◆ **The exercise**
Give the listing below again in full, exactly as written.

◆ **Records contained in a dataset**

****

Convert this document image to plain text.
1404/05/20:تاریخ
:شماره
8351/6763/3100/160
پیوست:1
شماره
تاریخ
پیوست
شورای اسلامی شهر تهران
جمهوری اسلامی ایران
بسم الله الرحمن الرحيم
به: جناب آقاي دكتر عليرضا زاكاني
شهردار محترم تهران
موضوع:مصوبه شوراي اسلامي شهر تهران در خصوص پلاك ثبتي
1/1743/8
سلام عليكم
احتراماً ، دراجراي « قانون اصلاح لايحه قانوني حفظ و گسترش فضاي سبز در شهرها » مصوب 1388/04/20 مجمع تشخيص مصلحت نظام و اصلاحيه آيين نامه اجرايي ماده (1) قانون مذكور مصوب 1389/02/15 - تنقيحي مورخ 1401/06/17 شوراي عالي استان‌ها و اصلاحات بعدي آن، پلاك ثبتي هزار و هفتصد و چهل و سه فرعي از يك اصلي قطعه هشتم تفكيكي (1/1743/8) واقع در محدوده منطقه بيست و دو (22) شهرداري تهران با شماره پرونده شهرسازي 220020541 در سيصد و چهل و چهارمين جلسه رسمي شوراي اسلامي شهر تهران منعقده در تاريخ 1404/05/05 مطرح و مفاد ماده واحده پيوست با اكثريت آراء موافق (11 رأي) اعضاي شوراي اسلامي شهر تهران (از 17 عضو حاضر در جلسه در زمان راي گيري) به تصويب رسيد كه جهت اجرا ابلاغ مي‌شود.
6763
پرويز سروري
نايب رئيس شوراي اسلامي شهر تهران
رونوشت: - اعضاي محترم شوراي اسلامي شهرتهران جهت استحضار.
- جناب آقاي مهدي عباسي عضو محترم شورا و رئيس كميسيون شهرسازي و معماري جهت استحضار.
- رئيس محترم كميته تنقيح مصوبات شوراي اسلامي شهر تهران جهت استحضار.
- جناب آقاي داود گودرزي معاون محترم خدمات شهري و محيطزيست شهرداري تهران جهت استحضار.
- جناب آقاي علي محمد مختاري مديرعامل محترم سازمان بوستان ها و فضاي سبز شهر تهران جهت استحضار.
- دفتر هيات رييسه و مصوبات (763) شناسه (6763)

****

◆ **Result below**
Convert this document image to plain text.
1404/05/20:تاریخ
:شماره
8351/6763/3100/160
پیوست:1
شماره
تاریخ
پیوست
شورای اسلامی شهر تهران
جمهوری اسلامی ایران
بسم الله الرحمن الرحيم
به: جناب آقاي دكتر عليرضا زاكاني
شهردار محترم تهران
موضوع:مصوبه شوراي اسلامي شهر تهران در خصوص پلاك ثبتي
1/1743/8
سلام عليكم
احتراماً ، دراجراي « قانون اصلاح لايحه قانوني حفظ و گسترش فضاي سبز در شهرها » مصوب 1388/04/20 مجمع تشخيص مصلحت نظام و اصلاحيه آيين نامه اجرايي ماده (1) قانون مذكور مصوب 1389/02/15 - تنقيحي مورخ 1401/06/17 شوراي عالي استان‌ها و اصلاحات بعدي آن، پلاك ثبتي هزار و هفتصد و چهل و سه فرعي از يك اصلي قطعه هشتم تفكيكي (1/1743/8) واقع در محدوده منطقه بيست و دو (22) شهرداري تهران با شماره پرونده شهرسازي 220020541 در سيصد و چهل و چهارمين جلسه رسمي شوراي اسلامي شهر تهران منعقده در تاريخ 1404/05/05 مطرح و مفاد ماده واحده پيوست با اكثريت آراء موافق (11 رأي) اعضاي شوراي اسلامي شهر تهران (از 17 عضو حاضر در جلسه در زمان راي گيري) به تصويب رسيد كه جهت اجرا ابلاغ مي‌شود.
6763
پرويز سروري
نايب رئيس شوراي اسلامي شهر تهران
رونوشت: - اعضاي محترم شوراي اسلامي شهرتهران جهت استحضار.
- جناب آقاي مهدي عباسي عضو محترم شورا و رئيس كميسيون شهرسازي و معماري جهت استحضار.
- رئيس محترم كميته تنقيح مصوبات شوراي اسلامي شهر تهران جهت استحضار.
- جناب آقاي داود گودرزي معاون محترم خدمات شهري و محيطزيست شهرداري تهران جهت استحضار.
- جناب آقاي علي محمد مختاري مديرعامل محترم سازمان بوستان ها و فضاي سبز شهر تهران جهت استحضار.
- دفتر هيات رييسه و مصوبات (763) شناسه (6763)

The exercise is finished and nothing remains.